SHORT EXERCISE | Leave out the pictures and repeat everything else in the records exactly.

AVAILABLE RECORDS |
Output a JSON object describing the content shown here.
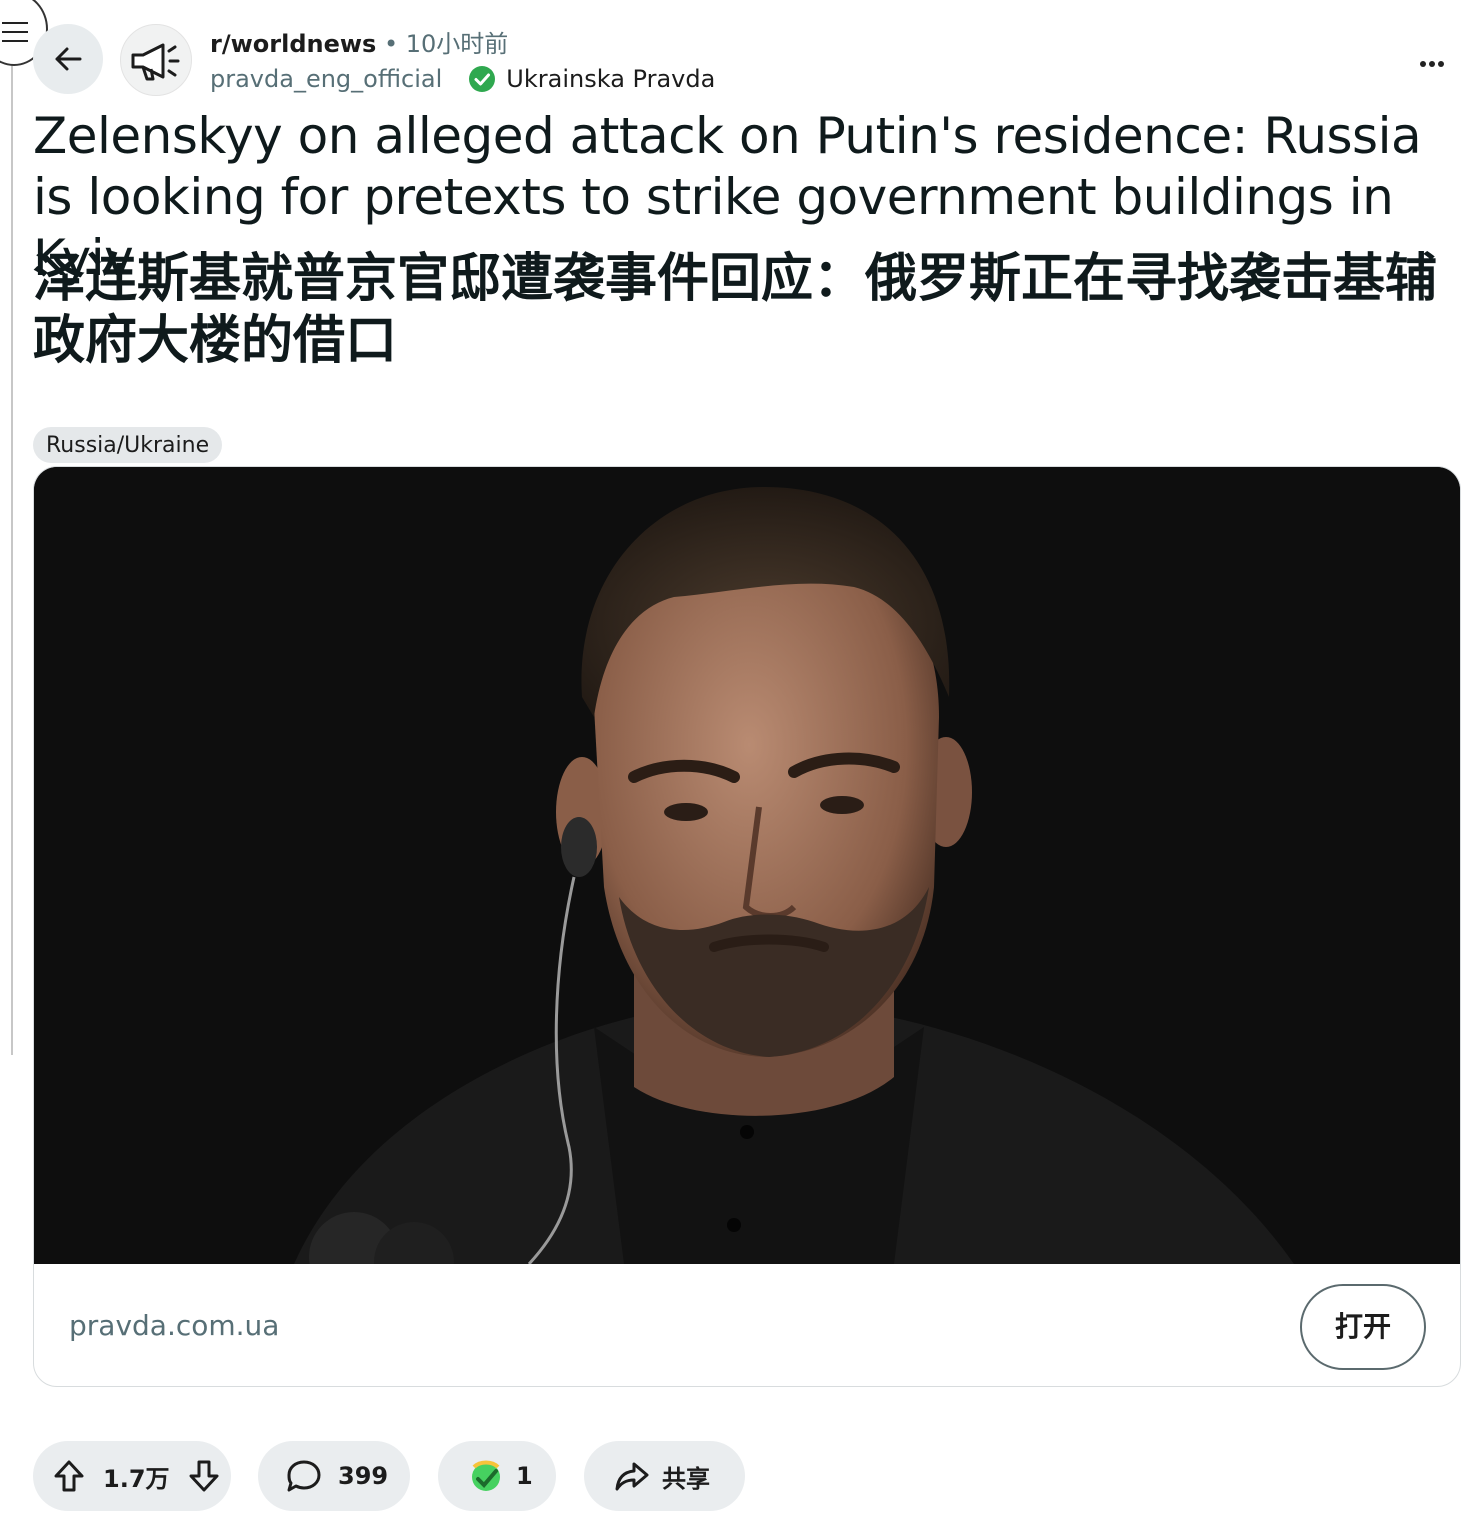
{
  "header": {
    "subreddit": "r/worldnews",
    "separator": "•",
    "time": "10小时前",
    "author": "pravda_eng_official",
    "verified_label": "Ukrainska Pravda",
    "icons": {
      "menu": "hamburger-icon",
      "back": "back-arrow-icon",
      "avatar": "megaphone-icon",
      "verified": "check-circle-icon",
      "more": "more-dots-icon"
    }
  },
  "post": {
    "title_en": "Zelenskyy on alleged attack on Putin's residence: Russia is looking for pretexts to strike government buildings in Kyiv",
    "title_zh": "泽连斯基就普京官邸遭袭事件回应：俄罗斯正在寻找袭击基辅政府大楼的借口",
    "flair": "Russia/Ukraine"
  },
  "link_card": {
    "domain": "pravda.com.ua",
    "open_label": "打开"
  },
  "actions": {
    "votes": "1.7万",
    "comments": "399",
    "awards": "1",
    "share_label": "共享"
  },
  "colors": {
    "verified_green": "#2fa84f",
    "pill_bg": "#eaedef",
    "muted_text": "#576f76"
  }
}
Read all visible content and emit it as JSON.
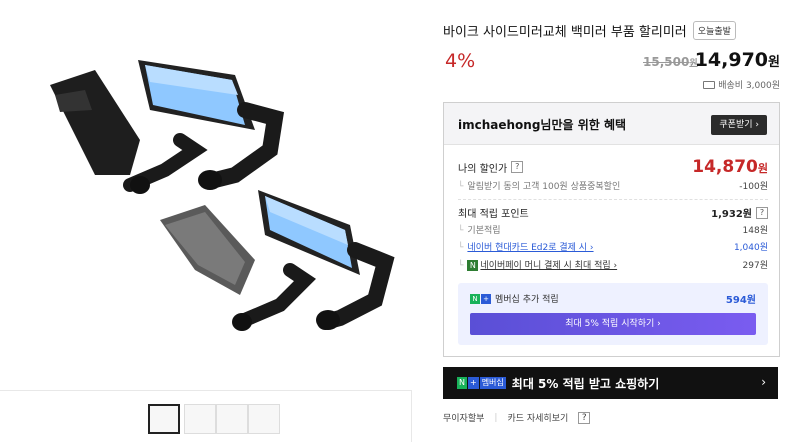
{
  "product": {
    "title": "바이크 사이드미러교체 백미러 부품 할리미러",
    "badge": "오늘출발",
    "discount": "4%",
    "original_price": "15,500",
    "original_unit": "원",
    "sale_price": "14,970",
    "sale_unit": "원",
    "shipping": "배송비 3,000원"
  },
  "benefit": {
    "title": "imchaehong님만을 위한 혜택",
    "coupon_button": "쿠폰받기 ›",
    "my_price_label": "나의 할인가",
    "my_price": "14,870",
    "my_price_unit": "원",
    "alert_label": "알림받기 동의 고객 100원 상품중복할인",
    "alert_value": "-100원",
    "points_label": "최대 적립 포인트",
    "points_value": "1,932원",
    "basic_label": "기본적립",
    "basic_value": "148원",
    "card_label": "네이버 현대카드 Ed2로 결제 시 ›",
    "card_value": "1,040원",
    "money_label": "네이버페이 머니 결제 시 최대 적립 ›",
    "money_value": "297원",
    "membership_label": "멤버십 추가 적립",
    "membership_value": "594원",
    "membership_button": "최대 5% 적립 시작하기 ›"
  },
  "banner": {
    "tag_n": "N",
    "tag_plus": "+",
    "tag_text": "멤버십",
    "text": "최대 5% 적립 받고 쇼핑하기",
    "arrow": "›"
  },
  "footer": {
    "item1": "무이자할부",
    "item2": "카드 자세히보기"
  },
  "colors": {
    "discount_red": "#c62828",
    "link_blue": "#2b5bd7",
    "membership_purple": "#6a56e6",
    "banner_black": "#111111"
  },
  "icons": {
    "truck": "truck-icon",
    "help": "question-icon",
    "npay": "npay-icon"
  }
}
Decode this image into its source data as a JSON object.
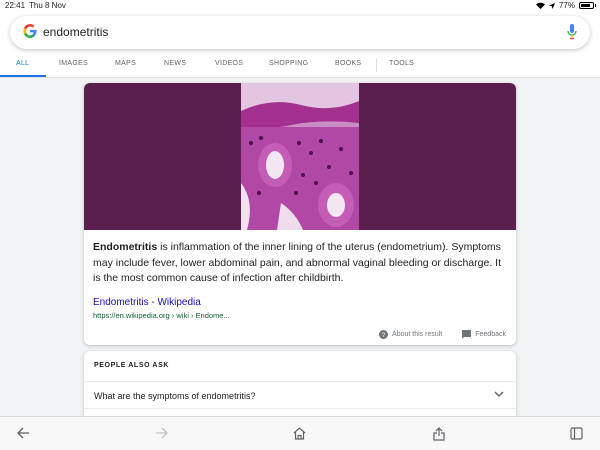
{
  "status_bar": {
    "time": "22:41",
    "date": "Thu 8 Nov",
    "battery": "77%"
  },
  "search": {
    "query": "endometritis",
    "logo": "G",
    "tabs": [
      {
        "label": "ALL",
        "active": true
      },
      {
        "label": "IMAGES"
      },
      {
        "label": "MAPS"
      },
      {
        "label": "NEWS"
      },
      {
        "label": "VIDEOS"
      },
      {
        "label": "SHOPPING"
      },
      {
        "label": "BOOKS"
      },
      {
        "label": "TOOLS"
      }
    ]
  },
  "result": {
    "term": "Endometritis",
    "description": " is inflammation of the inner lining of the uterus (endometrium). Symptoms may include fever, lower abdominal pain, and abnormal vaginal bleeding or discharge. It is the most common cause of infection after childbirth.",
    "source_title": "Endometritis - Wikipedia",
    "source_url": "https://en.wikipedia.org › wiki › Endome...",
    "about_label": "About this result",
    "feedback_label": "Feedback",
    "colors": {
      "hero_bg": "#5a1f4e",
      "stain": "#b0399f"
    }
  },
  "people_also_ask": {
    "title": "PEOPLE ALSO ASK",
    "questions": [
      "What are the symptoms of endometritis?"
    ]
  },
  "toolbar": {
    "icons": [
      "back-arrow-icon",
      "forward-arrow-icon",
      "home-icon",
      "share-icon",
      "tabs-icon"
    ]
  }
}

RESULT |
Output a JSON object describing the content shown here.
{
  "header": {
    "subreddit": "r/worldnews",
    "separator": "•",
    "time": "10小时前",
    "author": "pravda_eng_official",
    "verified_label": "Ukrainska Pravda",
    "icons": {
      "menu": "hamburger-icon",
      "back": "back-arrow-icon",
      "avatar": "megaphone-icon",
      "verified": "check-circle-icon",
      "more": "more-dots-icon"
    }
  },
  "post": {
    "title_en": "Zelenskyy on alleged attack on Putin's residence: Russia is looking for pretexts to strike government buildings in Kyiv",
    "title_zh": "泽连斯基就普京官邸遭袭事件回应：俄罗斯正在寻找袭击基辅政府大楼的借口",
    "flair": "Russia/Ukraine"
  },
  "link_card": {
    "domain": "pravda.com.ua",
    "open_label": "打开"
  },
  "actions": {
    "votes": "1.7万",
    "comments": "399",
    "awards": "1",
    "share_label": "共享"
  },
  "colors": {
    "verified_green": "#2fa84f",
    "pill_bg": "#eaedef",
    "muted_text": "#576f76"
  }
}
Read all visible content and emit it as JSON.
{
  "product": {
    "title": "바이크 사이드미러교체 백미러 부품 할리미러",
    "badge": "오늘출발",
    "discount": "4%",
    "original_price": "15,500",
    "original_unit": "원",
    "sale_price": "14,970",
    "sale_unit": "원",
    "shipping": "배송비 3,000원"
  },
  "benefit": {
    "title": "imchaehong님만을 위한 혜택",
    "coupon_button": "쿠폰받기 ›",
    "my_price_label": "나의 할인가",
    "my_price": "14,870",
    "my_price_unit": "원",
    "alert_label": "알림받기 동의 고객 100원 상품중복할인",
    "alert_value": "-100원",
    "points_label": "최대 적립 포인트",
    "points_value": "1,932원",
    "basic_label": "기본적립",
    "basic_value": "148원",
    "card_label": "네이버 현대카드 Ed2로 결제 시 ›",
    "card_value": "1,040원",
    "money_label": "네이버페이 머니 결제 시 최대 적립 ›",
    "money_value": "297원",
    "membership_label": "멤버십 추가 적립",
    "membership_value": "594원",
    "membership_button": "최대 5% 적립 시작하기 ›"
  },
  "banner": {
    "tag_n": "N",
    "tag_plus": "+",
    "tag_text": "멤버십",
    "text": "최대 5% 적립 받고 쇼핑하기",
    "arrow": "›"
  },
  "footer": {
    "item1": "무이자할부",
    "item2": "카드 자세히보기"
  },
  "colors": {
    "discount_red": "#c62828",
    "link_blue": "#2b5bd7",
    "membership_purple": "#6a56e6",
    "banner_black": "#111111"
  },
  "icons": {
    "truck": "truck-icon",
    "help": "question-icon",
    "npay": "npay-icon"
  }
}
Decode this image into its source data as a JSON object.
{
  "status_bar": {
    "time": "22:41",
    "date": "Thu 8 Nov",
    "battery": "77%"
  },
  "search": {
    "query": "endometritis",
    "logo": "G",
    "tabs": [
      {
        "label": "ALL",
        "active": true
      },
      {
        "label": "IMAGES"
      },
      {
        "label": "MAPS"
      },
      {
        "label": "NEWS"
      },
      {
        "label": "VIDEOS"
      },
      {
        "label": "SHOPPING"
      },
      {
        "label": "BOOKS"
      },
      {
        "label": "TOOLS"
      }
    ]
  },
  "result": {
    "term": "Endometritis",
    "description": " is inflammation of the inner lining of the uterus (endometrium). Symptoms may include fever, lower abdominal pain, and abnormal vaginal bleeding or discharge. It is the most common cause of infection after childbirth.",
    "source_title": "Endometritis - Wikipedia",
    "source_url": "https://en.wikipedia.org › wiki › Endome...",
    "about_label": "About this result",
    "feedback_label": "Feedback",
    "colors": {
      "hero_bg": "#5a1f4e",
      "stain": "#b0399f"
    }
  },
  "people_also_ask": {
    "title": "PEOPLE ALSO ASK",
    "questions": [
      "What are the symptoms of endometritis?"
    ]
  },
  "toolbar": {
    "icons": [
      "back-arrow-icon",
      "forward-arrow-icon",
      "home-icon",
      "share-icon",
      "tabs-icon"
    ]
  }
}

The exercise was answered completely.